Goal of the exercise =>
The records underneath are to be repeated exactly, with the pictures left out.
|---|
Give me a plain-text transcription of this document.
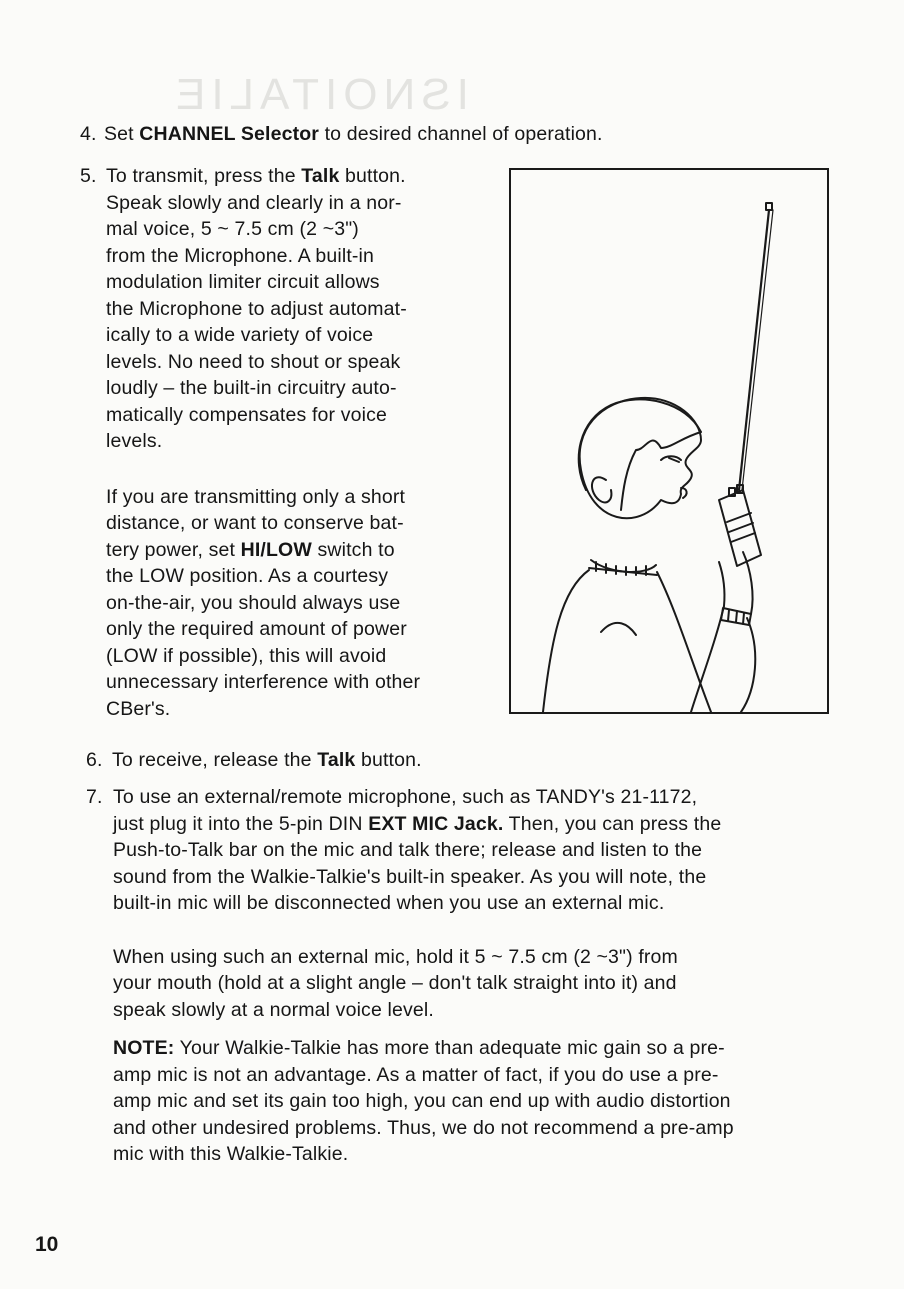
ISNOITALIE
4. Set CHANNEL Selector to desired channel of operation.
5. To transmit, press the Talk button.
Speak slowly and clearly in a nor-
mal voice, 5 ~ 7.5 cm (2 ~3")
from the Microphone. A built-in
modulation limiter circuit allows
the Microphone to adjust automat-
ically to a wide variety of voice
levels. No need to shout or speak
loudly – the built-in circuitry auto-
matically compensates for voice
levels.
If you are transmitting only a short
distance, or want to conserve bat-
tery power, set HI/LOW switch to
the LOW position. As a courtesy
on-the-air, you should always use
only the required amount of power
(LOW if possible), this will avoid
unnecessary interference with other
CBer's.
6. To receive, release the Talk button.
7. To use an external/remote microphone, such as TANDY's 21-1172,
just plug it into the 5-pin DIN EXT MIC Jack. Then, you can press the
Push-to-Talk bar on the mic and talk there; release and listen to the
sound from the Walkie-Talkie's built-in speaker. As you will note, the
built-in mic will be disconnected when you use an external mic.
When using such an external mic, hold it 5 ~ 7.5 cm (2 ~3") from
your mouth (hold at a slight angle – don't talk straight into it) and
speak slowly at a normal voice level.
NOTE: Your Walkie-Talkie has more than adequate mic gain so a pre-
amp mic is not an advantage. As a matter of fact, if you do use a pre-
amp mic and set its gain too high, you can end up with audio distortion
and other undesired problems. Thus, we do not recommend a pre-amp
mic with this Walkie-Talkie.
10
|---|
Reply to the exercise =>
Give me a plain-text transcription of this document.
ISNOITALIE
4. Set CHANNEL Selector to desired channel of operation.
5. To transmit, press the Talk button.
Speak slowly and clearly in a nor-
mal voice, 5 ~ 7.5 cm (2 ~3")
from the Microphone. A built-in
modulation limiter circuit allows
the Microphone to adjust automat-
ically to a wide variety of voice
levels. No need to shout or speak
loudly – the built-in circuitry auto-
matically compensates for voice
levels.
If you are transmitting only a short
distance, or want to conserve bat-
tery power, set HI/LOW switch to
the LOW position. As a courtesy
on-the-air, you should always use
only the required amount of power
(LOW if possible), this will avoid
unnecessary interference with other
CBer's.
6. To receive, release the Talk button.
7. To use an external/remote microphone, such as TANDY's 21-1172,
just plug it into the 5-pin DIN EXT MIC Jack. Then, you can press the
Push-to-Talk bar on the mic and talk there; release and listen to the
sound from the Walkie-Talkie's built-in speaker. As you will note, the
built-in mic will be disconnected when you use an external mic.
When using such an external mic, hold it 5 ~ 7.5 cm (2 ~3") from
your mouth (hold at a slight angle – don't talk straight into it) and
speak slowly at a normal voice level.
NOTE: Your Walkie-Talkie has more than adequate mic gain so a pre-
amp mic is not an advantage. As a matter of fact, if you do use a pre-
amp mic and set its gain too high, you can end up with audio distortion
and other undesired problems. Thus, we do not recommend a pre-amp
mic with this Walkie-Talkie.
10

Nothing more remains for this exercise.